┌──

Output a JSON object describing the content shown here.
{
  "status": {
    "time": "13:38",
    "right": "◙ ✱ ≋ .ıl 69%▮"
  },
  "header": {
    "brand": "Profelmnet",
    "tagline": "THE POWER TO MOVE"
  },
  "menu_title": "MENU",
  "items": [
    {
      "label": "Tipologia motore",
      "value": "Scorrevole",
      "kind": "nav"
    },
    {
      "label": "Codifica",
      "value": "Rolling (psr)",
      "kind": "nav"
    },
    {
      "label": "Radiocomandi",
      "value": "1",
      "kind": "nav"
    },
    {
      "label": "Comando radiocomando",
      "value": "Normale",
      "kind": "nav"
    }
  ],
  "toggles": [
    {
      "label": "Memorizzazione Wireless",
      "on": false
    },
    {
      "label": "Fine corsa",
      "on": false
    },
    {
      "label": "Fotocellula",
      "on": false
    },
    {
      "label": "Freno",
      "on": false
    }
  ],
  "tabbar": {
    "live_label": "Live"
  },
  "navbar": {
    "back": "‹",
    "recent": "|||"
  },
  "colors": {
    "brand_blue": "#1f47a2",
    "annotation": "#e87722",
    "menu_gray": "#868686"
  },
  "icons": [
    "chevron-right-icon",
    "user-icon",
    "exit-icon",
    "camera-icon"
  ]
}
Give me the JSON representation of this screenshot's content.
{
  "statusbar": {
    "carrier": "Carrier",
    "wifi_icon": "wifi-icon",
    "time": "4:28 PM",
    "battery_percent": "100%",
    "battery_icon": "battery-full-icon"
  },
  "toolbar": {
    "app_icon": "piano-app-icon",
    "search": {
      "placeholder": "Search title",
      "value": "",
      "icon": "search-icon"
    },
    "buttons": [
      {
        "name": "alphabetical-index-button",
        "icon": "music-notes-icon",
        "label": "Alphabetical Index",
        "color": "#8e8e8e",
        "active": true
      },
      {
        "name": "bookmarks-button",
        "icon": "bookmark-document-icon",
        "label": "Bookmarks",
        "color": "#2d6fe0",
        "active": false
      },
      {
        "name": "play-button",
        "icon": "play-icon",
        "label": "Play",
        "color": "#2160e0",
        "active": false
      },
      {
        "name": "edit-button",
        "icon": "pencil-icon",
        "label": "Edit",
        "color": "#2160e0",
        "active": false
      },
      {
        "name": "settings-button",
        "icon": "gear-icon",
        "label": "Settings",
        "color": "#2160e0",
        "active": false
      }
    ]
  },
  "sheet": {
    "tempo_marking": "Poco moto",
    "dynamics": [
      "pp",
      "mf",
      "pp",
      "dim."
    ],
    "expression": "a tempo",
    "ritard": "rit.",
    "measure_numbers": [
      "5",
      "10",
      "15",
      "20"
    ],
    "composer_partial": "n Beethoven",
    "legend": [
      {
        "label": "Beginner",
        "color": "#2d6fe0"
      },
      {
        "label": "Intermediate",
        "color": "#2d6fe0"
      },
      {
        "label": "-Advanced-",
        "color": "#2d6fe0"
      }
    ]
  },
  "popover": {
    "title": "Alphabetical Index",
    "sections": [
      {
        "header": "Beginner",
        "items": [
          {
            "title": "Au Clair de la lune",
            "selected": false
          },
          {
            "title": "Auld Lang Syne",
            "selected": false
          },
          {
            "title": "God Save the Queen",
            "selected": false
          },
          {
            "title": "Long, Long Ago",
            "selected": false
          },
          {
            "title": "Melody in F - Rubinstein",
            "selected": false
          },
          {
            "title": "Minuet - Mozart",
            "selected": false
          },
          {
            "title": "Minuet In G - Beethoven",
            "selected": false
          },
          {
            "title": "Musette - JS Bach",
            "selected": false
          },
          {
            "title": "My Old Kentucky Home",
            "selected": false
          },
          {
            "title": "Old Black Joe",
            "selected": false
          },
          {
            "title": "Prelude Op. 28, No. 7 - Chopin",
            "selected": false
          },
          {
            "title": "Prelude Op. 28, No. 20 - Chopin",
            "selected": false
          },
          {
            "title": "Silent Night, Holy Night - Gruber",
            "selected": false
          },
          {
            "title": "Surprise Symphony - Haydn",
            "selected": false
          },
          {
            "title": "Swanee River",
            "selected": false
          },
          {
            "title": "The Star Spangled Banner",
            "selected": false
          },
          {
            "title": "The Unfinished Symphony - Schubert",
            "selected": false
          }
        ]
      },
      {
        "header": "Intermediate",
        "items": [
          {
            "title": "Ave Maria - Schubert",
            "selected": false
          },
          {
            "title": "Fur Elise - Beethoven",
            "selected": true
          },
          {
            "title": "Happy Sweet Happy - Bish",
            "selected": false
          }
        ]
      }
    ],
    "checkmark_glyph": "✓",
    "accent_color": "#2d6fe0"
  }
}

└──

▶ [EXERCISE]
Your answer should be a single number: how many lines in the data above include "Intermediate"?

▶ [TASK RESULT]
2